**GIVEN ENTRIES**:
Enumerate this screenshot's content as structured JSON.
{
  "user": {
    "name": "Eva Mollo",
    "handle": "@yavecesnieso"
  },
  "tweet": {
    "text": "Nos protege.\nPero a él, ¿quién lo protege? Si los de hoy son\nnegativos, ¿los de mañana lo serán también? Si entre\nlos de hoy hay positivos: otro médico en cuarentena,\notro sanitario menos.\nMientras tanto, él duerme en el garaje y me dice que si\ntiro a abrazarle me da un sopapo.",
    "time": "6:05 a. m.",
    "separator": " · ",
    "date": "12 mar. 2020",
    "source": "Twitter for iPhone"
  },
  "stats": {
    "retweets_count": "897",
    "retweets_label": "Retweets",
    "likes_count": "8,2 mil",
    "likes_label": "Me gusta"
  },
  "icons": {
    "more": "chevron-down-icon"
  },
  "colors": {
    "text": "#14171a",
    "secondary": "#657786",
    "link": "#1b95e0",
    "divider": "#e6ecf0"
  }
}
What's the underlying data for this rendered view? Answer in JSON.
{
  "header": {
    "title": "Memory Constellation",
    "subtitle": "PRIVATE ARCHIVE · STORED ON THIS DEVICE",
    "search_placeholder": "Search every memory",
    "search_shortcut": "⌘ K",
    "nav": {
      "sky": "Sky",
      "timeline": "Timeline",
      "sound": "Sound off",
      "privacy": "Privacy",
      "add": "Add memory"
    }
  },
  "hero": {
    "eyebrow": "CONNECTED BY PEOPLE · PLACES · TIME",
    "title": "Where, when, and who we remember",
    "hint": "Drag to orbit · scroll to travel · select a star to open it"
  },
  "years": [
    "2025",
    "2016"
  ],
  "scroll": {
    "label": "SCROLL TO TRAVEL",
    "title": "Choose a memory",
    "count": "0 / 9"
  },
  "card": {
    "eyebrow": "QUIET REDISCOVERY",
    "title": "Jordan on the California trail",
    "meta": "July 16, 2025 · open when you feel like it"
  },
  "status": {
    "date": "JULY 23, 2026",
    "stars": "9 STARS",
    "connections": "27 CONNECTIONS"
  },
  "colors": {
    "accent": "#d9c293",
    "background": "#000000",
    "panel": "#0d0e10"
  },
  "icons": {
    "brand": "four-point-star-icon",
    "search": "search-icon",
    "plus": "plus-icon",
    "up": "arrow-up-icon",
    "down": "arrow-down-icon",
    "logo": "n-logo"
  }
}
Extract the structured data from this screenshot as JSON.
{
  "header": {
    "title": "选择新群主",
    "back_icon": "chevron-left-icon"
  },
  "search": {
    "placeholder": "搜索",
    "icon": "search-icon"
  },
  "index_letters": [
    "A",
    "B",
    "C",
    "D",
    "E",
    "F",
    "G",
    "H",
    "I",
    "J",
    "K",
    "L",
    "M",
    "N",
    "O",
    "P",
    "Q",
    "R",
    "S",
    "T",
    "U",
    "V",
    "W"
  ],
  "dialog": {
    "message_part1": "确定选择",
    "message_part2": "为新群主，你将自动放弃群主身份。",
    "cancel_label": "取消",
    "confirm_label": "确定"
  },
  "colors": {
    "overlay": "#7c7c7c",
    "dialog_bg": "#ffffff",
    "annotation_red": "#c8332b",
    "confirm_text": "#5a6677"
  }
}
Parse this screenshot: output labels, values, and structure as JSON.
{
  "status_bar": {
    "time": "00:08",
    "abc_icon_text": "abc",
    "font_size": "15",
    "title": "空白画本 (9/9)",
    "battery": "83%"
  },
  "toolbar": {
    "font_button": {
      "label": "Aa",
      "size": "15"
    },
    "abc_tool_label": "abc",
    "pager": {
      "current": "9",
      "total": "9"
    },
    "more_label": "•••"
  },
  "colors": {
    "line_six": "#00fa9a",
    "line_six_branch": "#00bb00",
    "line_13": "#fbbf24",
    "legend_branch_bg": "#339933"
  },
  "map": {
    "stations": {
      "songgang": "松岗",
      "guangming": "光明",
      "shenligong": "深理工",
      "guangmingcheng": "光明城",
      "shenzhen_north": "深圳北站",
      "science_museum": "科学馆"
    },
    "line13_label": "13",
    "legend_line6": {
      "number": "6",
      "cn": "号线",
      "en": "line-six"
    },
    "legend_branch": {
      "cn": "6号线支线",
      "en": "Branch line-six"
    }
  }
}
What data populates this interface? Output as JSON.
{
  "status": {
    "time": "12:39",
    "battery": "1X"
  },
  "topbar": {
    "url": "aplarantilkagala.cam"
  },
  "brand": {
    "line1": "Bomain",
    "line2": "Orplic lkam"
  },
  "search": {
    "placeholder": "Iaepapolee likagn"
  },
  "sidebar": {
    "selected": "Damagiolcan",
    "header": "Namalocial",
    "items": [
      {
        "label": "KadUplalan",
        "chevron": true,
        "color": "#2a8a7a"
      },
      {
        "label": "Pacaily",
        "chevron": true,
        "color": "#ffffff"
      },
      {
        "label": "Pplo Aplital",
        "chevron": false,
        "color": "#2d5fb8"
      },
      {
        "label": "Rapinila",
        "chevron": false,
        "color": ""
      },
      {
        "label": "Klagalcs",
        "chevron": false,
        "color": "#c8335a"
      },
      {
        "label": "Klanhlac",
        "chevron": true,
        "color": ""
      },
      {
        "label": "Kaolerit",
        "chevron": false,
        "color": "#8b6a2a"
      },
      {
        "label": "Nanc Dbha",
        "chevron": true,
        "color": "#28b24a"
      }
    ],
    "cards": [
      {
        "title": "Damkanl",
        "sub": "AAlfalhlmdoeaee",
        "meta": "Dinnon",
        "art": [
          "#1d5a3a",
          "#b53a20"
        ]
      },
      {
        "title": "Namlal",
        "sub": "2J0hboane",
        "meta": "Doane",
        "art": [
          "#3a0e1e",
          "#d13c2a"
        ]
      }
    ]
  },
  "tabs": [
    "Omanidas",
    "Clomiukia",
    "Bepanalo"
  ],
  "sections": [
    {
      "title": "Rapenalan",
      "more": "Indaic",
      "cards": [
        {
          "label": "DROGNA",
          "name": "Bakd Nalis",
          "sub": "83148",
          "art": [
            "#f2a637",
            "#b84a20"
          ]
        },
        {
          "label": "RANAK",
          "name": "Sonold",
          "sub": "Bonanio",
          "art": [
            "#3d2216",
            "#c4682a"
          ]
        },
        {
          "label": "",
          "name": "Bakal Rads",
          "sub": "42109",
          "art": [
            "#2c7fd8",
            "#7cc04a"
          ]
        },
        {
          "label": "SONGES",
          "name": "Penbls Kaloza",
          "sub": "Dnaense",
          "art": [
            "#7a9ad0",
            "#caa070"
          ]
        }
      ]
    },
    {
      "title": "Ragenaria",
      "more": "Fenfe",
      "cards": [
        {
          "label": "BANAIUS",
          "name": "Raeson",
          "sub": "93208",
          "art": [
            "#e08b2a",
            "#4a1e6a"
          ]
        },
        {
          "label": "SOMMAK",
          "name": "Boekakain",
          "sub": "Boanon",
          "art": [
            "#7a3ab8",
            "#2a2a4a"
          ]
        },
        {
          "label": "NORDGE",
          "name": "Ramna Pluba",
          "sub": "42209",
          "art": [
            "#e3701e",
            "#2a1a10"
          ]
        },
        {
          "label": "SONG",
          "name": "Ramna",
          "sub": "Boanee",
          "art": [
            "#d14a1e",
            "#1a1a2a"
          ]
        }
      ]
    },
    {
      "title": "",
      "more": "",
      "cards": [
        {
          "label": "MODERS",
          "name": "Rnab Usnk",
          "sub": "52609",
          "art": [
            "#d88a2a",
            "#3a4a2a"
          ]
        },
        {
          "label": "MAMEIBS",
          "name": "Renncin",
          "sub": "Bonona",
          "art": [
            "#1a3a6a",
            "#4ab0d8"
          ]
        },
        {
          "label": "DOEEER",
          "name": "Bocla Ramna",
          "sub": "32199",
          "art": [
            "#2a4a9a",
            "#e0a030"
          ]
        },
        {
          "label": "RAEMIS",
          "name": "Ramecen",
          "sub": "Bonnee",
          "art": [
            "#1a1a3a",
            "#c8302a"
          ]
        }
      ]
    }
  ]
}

**WORK TO DO**: Scan the lines for the string "data". Copy out each line that matches.

**FINISHED EXERCISE**:
What's the underlying data for this rendered view? Answer in JSON.
Extract the structured data from this screenshot as JSON.
What data populates this interface? Output as JSON.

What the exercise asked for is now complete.